__Obiettivo__: Aggiorna le righe dei dati qui sotto sostituendo "厘米" con "cm" ovunque compaia, senza cambiare nient'altro. Per favore, lascia fuori le immagini dalla risposta.

__Materiale di partenza__:

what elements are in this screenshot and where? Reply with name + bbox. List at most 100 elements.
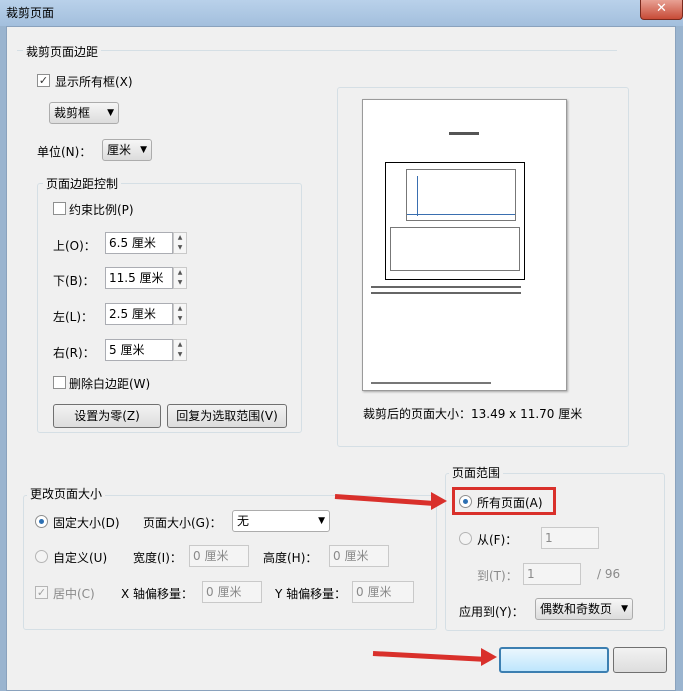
to-value: 1 (527, 567, 535, 581)
spin-down-icon: ▼ (177, 279, 183, 286)
spin-down-icon: ▼ (177, 315, 183, 322)
preview-footer-line (371, 382, 491, 384)
to-input[interactable]: 1 (523, 563, 581, 585)
left-margin-label: 左(L)： (53, 310, 94, 324)
top-margin-spinner[interactable]: ▲ ▼ (173, 232, 187, 254)
margins-separator (17, 50, 617, 51)
preview-chart-baseline (407, 214, 515, 215)
right-margin-input[interactable]: 5 厘米 (105, 339, 173, 361)
center-label: 居中(C) (53, 587, 95, 601)
height-value: 0 厘米 (333, 549, 369, 563)
page-range-title: 页面范围 (449, 464, 504, 481)
show-all-boxes-checkbox[interactable]: ✓ (37, 74, 50, 87)
top-margin-label: 上(O)： (53, 239, 96, 253)
page-size-value: 无 (237, 514, 250, 528)
from-input[interactable]: 1 (541, 527, 599, 549)
bottom-margin-value: 11.5 厘米 (109, 271, 164, 285)
cancel-button[interactable] (613, 647, 667, 673)
show-all-boxes-label: 显示所有框(X) (55, 75, 133, 89)
preview-text-line (371, 292, 521, 294)
custom-size-radio[interactable] (35, 550, 48, 563)
chevron-down-icon: ▼ (318, 516, 325, 526)
x-offset-label: X 轴偏移量： (121, 587, 194, 601)
y-offset-value: 0 厘米 (356, 585, 392, 599)
box-type-value: 裁剪框 (54, 106, 91, 120)
constrain-label: 约束比例(P) (69, 203, 134, 217)
apply-to-value: 偶数和奇数页 (540, 602, 613, 616)
center-checkbox[interactable]: ✓ (35, 586, 48, 599)
right-margin-label: 右(R)： (53, 346, 95, 360)
fixed-size-radio[interactable] (35, 515, 48, 528)
ok-button[interactable] (499, 647, 609, 673)
x-offset-value: 0 厘米 (206, 585, 242, 599)
top-margin-input[interactable]: 6.5 厘米 (105, 232, 173, 254)
bottom-margin-spinner[interactable]: ▲ ▼ (173, 267, 187, 289)
chevron-down-icon: ▼ (140, 145, 147, 155)
to-label: 到(T)： (477, 569, 518, 583)
spin-up-icon: ▲ (177, 341, 183, 348)
width-input[interactable]: 0 厘米 (189, 545, 249, 567)
title-bar: 裁剪页面 ✕ (0, 0, 683, 26)
unit-label: 单位(N)： (37, 145, 92, 159)
left-margin-spinner[interactable]: ▲ ▼ (173, 303, 187, 325)
preview-table-thumb (390, 227, 520, 271)
right-margin-value: 5 厘米 (109, 343, 145, 357)
preview-page-title (449, 132, 479, 135)
page-size-label: 页面大小(G)： (143, 516, 222, 530)
margins-group-title: 裁剪页面边距 (23, 43, 102, 60)
change-size-title: 更改页面大小 (27, 485, 106, 502)
spin-up-icon: ▲ (177, 234, 183, 241)
spin-up-icon: ▲ (177, 269, 183, 276)
from-value: 1 (545, 531, 553, 545)
box-type-select[interactable]: 裁剪框 ▼ (49, 102, 119, 124)
close-button[interactable]: ✕ (640, 0, 683, 20)
apply-to-label: 应用到(Y)： (459, 605, 524, 619)
crop-box-outline (385, 162, 525, 280)
revert-selection-button[interactable]: 回复为选取范围(V) (167, 404, 287, 428)
set-zero-button[interactable]: 设置为零(Z) (53, 404, 161, 428)
cropped-size-caption: 裁剪后的页面大小：13.49 x 11.70 厘米 (363, 407, 583, 421)
annotation-arrow-head (481, 648, 497, 666)
chevron-down-icon: ▼ (107, 108, 114, 118)
top-margin-value: 6.5 厘米 (109, 236, 156, 250)
spin-down-icon: ▼ (177, 351, 183, 358)
apply-to-select[interactable]: 偶数和奇数页 ▼ (535, 598, 633, 620)
custom-size-label: 自定义(U) (53, 551, 108, 565)
preview-chart-thumb (406, 169, 516, 221)
page-preview (362, 99, 567, 391)
preview-chart-peak (417, 176, 418, 216)
width-value: 0 厘米 (193, 549, 229, 563)
x-offset-input[interactable]: 0 厘米 (202, 581, 262, 603)
margin-control-title: 页面边距控制 (43, 175, 122, 192)
y-offset-label: Y 轴偏移量： (275, 587, 347, 601)
window-title: 裁剪页面 (6, 6, 55, 20)
left-margin-value: 2.5 厘米 (109, 307, 156, 321)
height-input[interactable]: 0 厘米 (329, 545, 389, 567)
remove-white-label: 删除白边距(W) (69, 377, 151, 391)
spin-up-icon: ▲ (177, 305, 183, 312)
preview-text-line (371, 286, 521, 288)
left-margin-input[interactable]: 2.5 厘米 (105, 303, 173, 325)
right-margin-spinner[interactable]: ▲ ▼ (173, 339, 187, 361)
page-size-select[interactable]: 无 ▼ (232, 510, 330, 532)
bottom-margin-input[interactable]: 11.5 厘米 (105, 267, 173, 289)
unit-value: 厘米 (107, 143, 132, 157)
dialog-body: 裁剪页面边距 ✓ 显示所有框(X) 裁剪框 ▼ 单位(N)： 厘米 ▼ 页面边距… (6, 26, 676, 691)
from-label: 从(F)： (477, 533, 518, 547)
width-label: 宽度(I)： (133, 551, 182, 565)
total-pages: / 96 (597, 567, 621, 581)
constrain-checkbox[interactable] (53, 202, 66, 215)
y-offset-input[interactable]: 0 厘米 (352, 581, 414, 603)
height-label: 高度(H)： (263, 551, 318, 565)
chevron-down-icon: ▼ (621, 604, 628, 614)
annotation-arrow-line (372, 651, 483, 662)
spin-down-icon: ▼ (177, 244, 183, 251)
bottom-margin-label: 下(B)： (53, 274, 95, 288)
remove-white-checkbox[interactable] (53, 376, 66, 389)
fixed-size-label: 固定大小(D) (53, 516, 120, 530)
unit-select[interactable]: 厘米 ▼ (102, 139, 152, 161)
annotation-arrow-head (431, 492, 447, 510)
close-icon: ✕ (656, 1, 667, 16)
all-pages-highlight (452, 487, 556, 515)
from-radio[interactable] (459, 532, 472, 545)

__Soluzione__:
what elements are in this screenshot and where? Reply with name + bbox. List at most 100 elements.
to-value: 1 (527, 567, 535, 581)
spin-down-icon: ▼ (177, 279, 183, 286)
spin-down-icon: ▼ (177, 315, 183, 322)
preview-footer-line (371, 382, 491, 384)
to-input[interactable]: 1 (523, 563, 581, 585)
left-margin-label: 左(L)： (53, 310, 94, 324)
top-margin-spinner[interactable]: ▲ ▼ (173, 232, 187, 254)
margins-separator (17, 50, 617, 51)
preview-chart-baseline (407, 214, 515, 215)
right-margin-input[interactable]: 5 cm (105, 339, 173, 361)
center-label: 居中(C) (53, 587, 95, 601)
height-value: 0 cm (333, 549, 369, 563)
page-range-title: 页面范围 (449, 464, 504, 481)
show-all-boxes-checkbox[interactable]: ✓ (37, 74, 50, 87)
top-margin-label: 上(O)： (53, 239, 96, 253)
page-size-value: 无 (237, 514, 250, 528)
from-input[interactable]: 1 (541, 527, 599, 549)
bottom-margin-value: 11.5 cm (109, 271, 164, 285)
cancel-button[interactable] (613, 647, 667, 673)
show-all-boxes-label: 显示所有框(X) (55, 75, 133, 89)
preview-text-line (371, 292, 521, 294)
custom-size-radio[interactable] (35, 550, 48, 563)
chevron-down-icon: ▼ (318, 516, 325, 526)
x-offset-label: X 轴偏移量： (121, 587, 194, 601)
y-offset-value: 0 cm (356, 585, 392, 599)
box-type-value: 裁剪框 (54, 106, 91, 120)
constrain-label: 约束比例(P) (69, 203, 134, 217)
apply-to-value: 偶数和奇数页 (540, 602, 613, 616)
center-checkbox[interactable]: ✓ (35, 586, 48, 599)
right-margin-label: 右(R)： (53, 346, 95, 360)
fixed-size-radio[interactable] (35, 515, 48, 528)
ok-button[interactable] (499, 647, 609, 673)
x-offset-value: 0 cm (206, 585, 242, 599)
top-margin-input[interactable]: 6.5 cm (105, 232, 173, 254)
bottom-margin-spinner[interactable]: ▲ ▼ (173, 267, 187, 289)
chevron-down-icon: ▼ (140, 145, 147, 155)
to-label: 到(T)： (477, 569, 518, 583)
spin-up-icon: ▲ (177, 341, 183, 348)
width-input[interactable]: 0 cm (189, 545, 249, 567)
title-bar: 裁剪页面 ✕ (0, 0, 683, 26)
unit-label: 单位(N)： (37, 145, 92, 159)
left-margin-spinner[interactable]: ▲ ▼ (173, 303, 187, 325)
preview-table-thumb (390, 227, 520, 271)
right-margin-value: 5 cm (109, 343, 145, 357)
preview-page-title (449, 132, 479, 135)
page-size-label: 页面大小(G)： (143, 516, 222, 530)
margins-group-title: 裁剪页面边距 (23, 43, 102, 60)
change-size-title: 更改页面大小 (27, 485, 106, 502)
spin-up-icon: ▲ (177, 234, 183, 241)
spin-up-icon: ▲ (177, 269, 183, 276)
from-value: 1 (545, 531, 553, 545)
box-type-select[interactable]: 裁剪框 ▼ (49, 102, 119, 124)
close-button[interactable]: ✕ (640, 0, 683, 20)
apply-to-label: 应用到(Y)： (459, 605, 524, 619)
crop-box-outline (385, 162, 525, 280)
revert-selection-button[interactable]: 回复为选取范围(V) (167, 404, 287, 428)
set-zero-button[interactable]: 设置为零(Z) (53, 404, 161, 428)
cropped-size-caption: 裁剪后的页面大小：13.49 x 11.70 cm (363, 407, 583, 421)
annotation-arrow-head (481, 648, 497, 666)
chevron-down-icon: ▼ (107, 108, 114, 118)
top-margin-value: 6.5 cm (109, 236, 156, 250)
spin-down-icon: ▼ (177, 351, 183, 358)
apply-to-select[interactable]: 偶数和奇数页 ▼ (535, 598, 633, 620)
custom-size-label: 自定义(U) (53, 551, 108, 565)
preview-chart-thumb (406, 169, 516, 221)
page-preview (362, 99, 567, 391)
preview-chart-peak (417, 176, 418, 216)
width-value: 0 cm (193, 549, 229, 563)
x-offset-input[interactable]: 0 cm (202, 581, 262, 603)
margin-control-title: 页面边距控制 (43, 175, 122, 192)
y-offset-label: Y 轴偏移量： (275, 587, 347, 601)
window-title: 裁剪页面 (6, 6, 55, 20)
left-margin-value: 2.5 cm (109, 307, 156, 321)
height-input[interactable]: 0 cm (329, 545, 389, 567)
remove-white-label: 删除白边距(W) (69, 377, 151, 391)
spin-up-icon: ▲ (177, 305, 183, 312)
preview-text-line (371, 286, 521, 288)
left-margin-input[interactable]: 2.5 cm (105, 303, 173, 325)
right-margin-spinner[interactable]: ▲ ▼ (173, 339, 187, 361)
page-size-select[interactable]: 无 ▼ (232, 510, 330, 532)
bottom-margin-input[interactable]: 11.5 cm (105, 267, 173, 289)
unit-value: cm (107, 143, 132, 157)
dialog-body: 裁剪页面边距 ✓ 显示所有框(X) 裁剪框 ▼ 单位(N)： cm ▼ 页面边距… (6, 26, 676, 691)
from-label: 从(F)： (477, 533, 518, 547)
width-label: 宽度(I)： (133, 551, 182, 565)
total-pages: / 96 (597, 567, 621, 581)
constrain-checkbox[interactable] (53, 202, 66, 215)
y-offset-input[interactable]: 0 cm (352, 581, 414, 603)
height-label: 高度(H)： (263, 551, 318, 565)
chevron-down-icon: ▼ (621, 604, 628, 614)
annotation-arrow-line (372, 651, 483, 662)
spin-down-icon: ▼ (177, 244, 183, 251)
bottom-margin-label: 下(B)： (53, 274, 95, 288)
remove-white-checkbox[interactable] (53, 376, 66, 389)
fixed-size-label: 固定大小(D) (53, 516, 120, 530)
unit-select[interactable]: cm ▼ (102, 139, 152, 161)
annotation-arrow-head (431, 492, 447, 510)
close-icon: ✕ (656, 1, 667, 16)
all-pages-highlight (452, 487, 556, 515)
from-radio[interactable] (459, 532, 472, 545)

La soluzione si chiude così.